● The task:
Reproduce the records below, changing every "policy-item" to "policy-clause" and leaving everything else as it is.
___
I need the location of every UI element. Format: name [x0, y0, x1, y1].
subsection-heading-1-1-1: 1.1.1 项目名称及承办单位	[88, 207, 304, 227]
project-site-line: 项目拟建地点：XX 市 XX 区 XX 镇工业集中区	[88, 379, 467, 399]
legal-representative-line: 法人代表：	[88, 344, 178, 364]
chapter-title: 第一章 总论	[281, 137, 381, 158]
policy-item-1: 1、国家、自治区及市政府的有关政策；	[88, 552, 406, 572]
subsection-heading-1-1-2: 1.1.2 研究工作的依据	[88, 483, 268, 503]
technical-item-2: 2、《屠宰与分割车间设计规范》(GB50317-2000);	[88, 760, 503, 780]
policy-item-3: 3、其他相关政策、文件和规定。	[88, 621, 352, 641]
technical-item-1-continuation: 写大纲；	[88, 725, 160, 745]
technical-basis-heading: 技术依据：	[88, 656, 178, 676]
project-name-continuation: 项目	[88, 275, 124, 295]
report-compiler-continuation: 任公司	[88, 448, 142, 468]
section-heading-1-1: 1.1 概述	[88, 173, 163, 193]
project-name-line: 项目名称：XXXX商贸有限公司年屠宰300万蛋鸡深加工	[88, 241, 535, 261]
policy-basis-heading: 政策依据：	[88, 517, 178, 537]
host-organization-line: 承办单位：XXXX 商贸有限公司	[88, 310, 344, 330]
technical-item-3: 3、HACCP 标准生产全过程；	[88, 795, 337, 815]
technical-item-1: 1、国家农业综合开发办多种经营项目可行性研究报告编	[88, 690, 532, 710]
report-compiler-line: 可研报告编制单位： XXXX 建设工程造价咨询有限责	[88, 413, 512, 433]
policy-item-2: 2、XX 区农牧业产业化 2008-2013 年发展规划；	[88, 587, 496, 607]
___
● Output for this exercise:
I need the location of every UI element. Format: name [x0, y0, x1, y1].
subsection-heading-1-1-1: 1.1.1 项目名称及承办单位	[88, 207, 304, 227]
project-site-line: 项目拟建地点：XX 市 XX 区 XX 镇工业集中区	[88, 379, 467, 399]
legal-representative-line: 法人代表：	[88, 344, 178, 364]
chapter-title: 第一章 总论	[281, 137, 381, 158]
policy-clause-1: 1、国家、自治区及市政府的有关政策；	[88, 552, 406, 572]
subsection-heading-1-1-2: 1.1.2 研究工作的依据	[88, 483, 268, 503]
technical-item-2: 2、《屠宰与分割车间设计规范》(GB50317-2000);	[88, 760, 503, 780]
policy-clause-3: 3、其他相关政策、文件和规定。	[88, 621, 352, 641]
technical-item-1-continuation: 写大纲；	[88, 725, 160, 745]
technical-basis-heading: 技术依据：	[88, 656, 178, 676]
project-name-continuation: 项目	[88, 275, 124, 295]
report-compiler-continuation: 任公司	[88, 448, 142, 468]
section-heading-1-1: 1.1 概述	[88, 173, 163, 193]
project-name-line: 项目名称：XXXX商贸有限公司年屠宰300万蛋鸡深加工	[88, 241, 535, 261]
policy-basis-heading: 政策依据：	[88, 517, 178, 537]
host-organization-line: 承办单位：XXXX 商贸有限公司	[88, 310, 344, 330]
technical-item-3: 3、HACCP 标准生产全过程；	[88, 795, 337, 815]
technical-item-1: 1、国家农业综合开发办多种经营项目可行性研究报告编	[88, 690, 532, 710]
report-compiler-line: 可研报告编制单位： XXXX 建设工程造价咨询有限责	[88, 413, 512, 433]
policy-clause-2: 2、XX 区农牧业产业化 2008-2013 年发展规划；	[88, 587, 496, 607]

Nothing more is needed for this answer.